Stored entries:
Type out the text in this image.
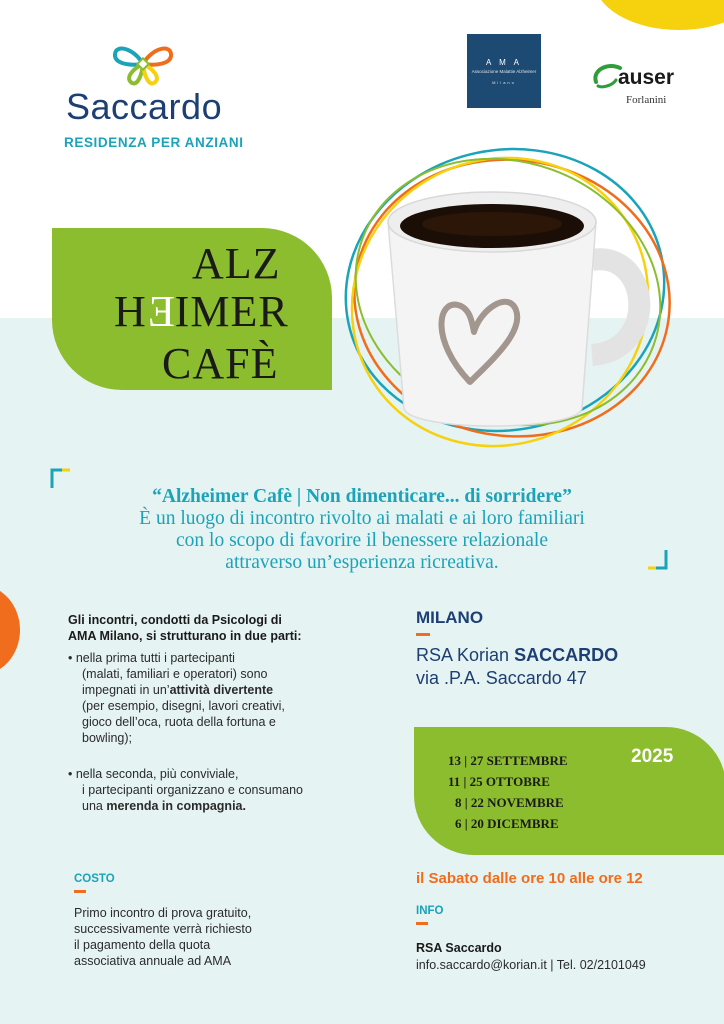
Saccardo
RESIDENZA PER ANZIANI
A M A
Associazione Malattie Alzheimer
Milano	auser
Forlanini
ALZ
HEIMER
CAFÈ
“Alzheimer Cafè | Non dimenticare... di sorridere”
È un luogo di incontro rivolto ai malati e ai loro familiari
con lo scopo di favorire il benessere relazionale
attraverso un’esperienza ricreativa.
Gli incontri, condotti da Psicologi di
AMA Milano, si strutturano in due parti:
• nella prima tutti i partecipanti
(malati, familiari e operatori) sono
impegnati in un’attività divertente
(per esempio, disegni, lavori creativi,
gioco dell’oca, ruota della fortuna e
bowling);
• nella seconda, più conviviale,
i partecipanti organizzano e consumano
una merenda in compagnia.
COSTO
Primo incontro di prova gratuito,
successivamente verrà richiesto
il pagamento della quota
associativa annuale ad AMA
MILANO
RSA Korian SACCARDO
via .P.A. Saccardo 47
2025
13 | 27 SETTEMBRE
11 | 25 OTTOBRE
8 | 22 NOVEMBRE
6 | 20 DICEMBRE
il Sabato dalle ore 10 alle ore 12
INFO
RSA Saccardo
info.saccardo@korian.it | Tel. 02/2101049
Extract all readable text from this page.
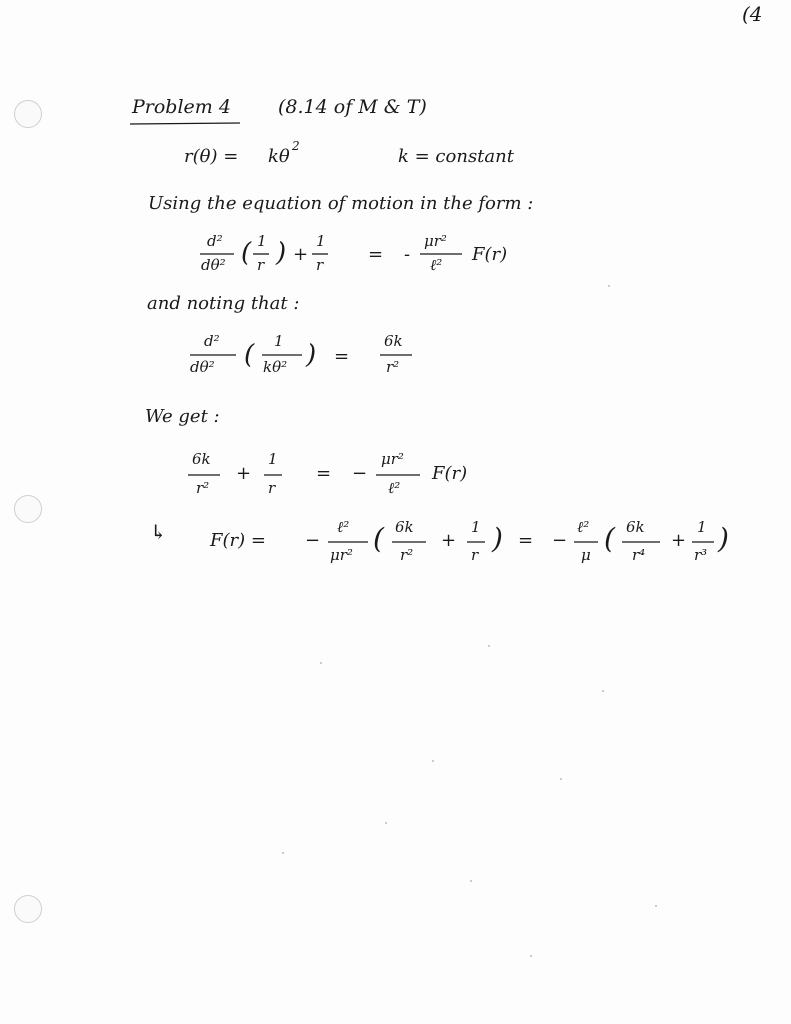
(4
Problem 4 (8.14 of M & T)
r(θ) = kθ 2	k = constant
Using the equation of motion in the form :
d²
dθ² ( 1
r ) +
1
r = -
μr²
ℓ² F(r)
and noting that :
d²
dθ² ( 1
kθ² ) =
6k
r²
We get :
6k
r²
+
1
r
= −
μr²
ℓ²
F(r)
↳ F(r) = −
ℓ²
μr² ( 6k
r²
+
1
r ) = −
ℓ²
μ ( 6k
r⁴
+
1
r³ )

• **Task to complete**: Pictures are to be left out; the records above must be repeated word for word.

• **Exercise output**:
Type out the text in this image.
Saccardo
RESIDENZA PER ANZIANI
A M A
Associazione Malattie Alzheimer
Milano	auser
Forlanini
ALZ
HEIMER
CAFÈ
“Alzheimer Cafè | Non dimenticare... di sorridere”
È un luogo di incontro rivolto ai malati e ai loro familiari
con lo scopo di favorire il benessere relazionale
attraverso un’esperienza ricreativa.
Gli incontri, condotti da Psicologi di
AMA Milano, si strutturano in due parti:
• nella prima tutti i partecipanti
(malati, familiari e operatori) sono
impegnati in un’attività divertente
(per esempio, disegni, lavori creativi,
gioco dell’oca, ruota della fortuna e
bowling);
• nella seconda, più conviviale,
i partecipanti organizzano e consumano
una merenda in compagnia.
COSTO
Primo incontro di prova gratuito,
successivamente verrà richiesto
il pagamento della quota
associativa annuale ad AMA
MILANO
RSA Korian SACCARDO
via .P.A. Saccardo 47
2025
13 | 27 SETTEMBRE
11 | 25 OTTOBRE
8 | 22 NOVEMBRE
6 | 20 DICEMBRE
il Sabato dalle ore 10 alle ore 12
INFO
RSA Saccardo
info.saccardo@korian.it | Tel. 02/2101049
Extract all readable text from this page.
(4
Problem 4 (8.14 of M & T)
r(θ) = kθ 2	k = constant
Using the equation of motion in the form :
d²
dθ² ( 1
r ) +
1
r = -
μr²
ℓ² F(r)
and noting that :
d²
dθ² ( 1
kθ² ) =
6k
r²
We get :
6k
r²
+
1
r
= −
μr²
ℓ²
F(r)
↳ F(r) = −
ℓ²
μr² ( 6k
r²
+
1
r ) = −
ℓ²
μ ( 6k
r⁴
+
1
r³ )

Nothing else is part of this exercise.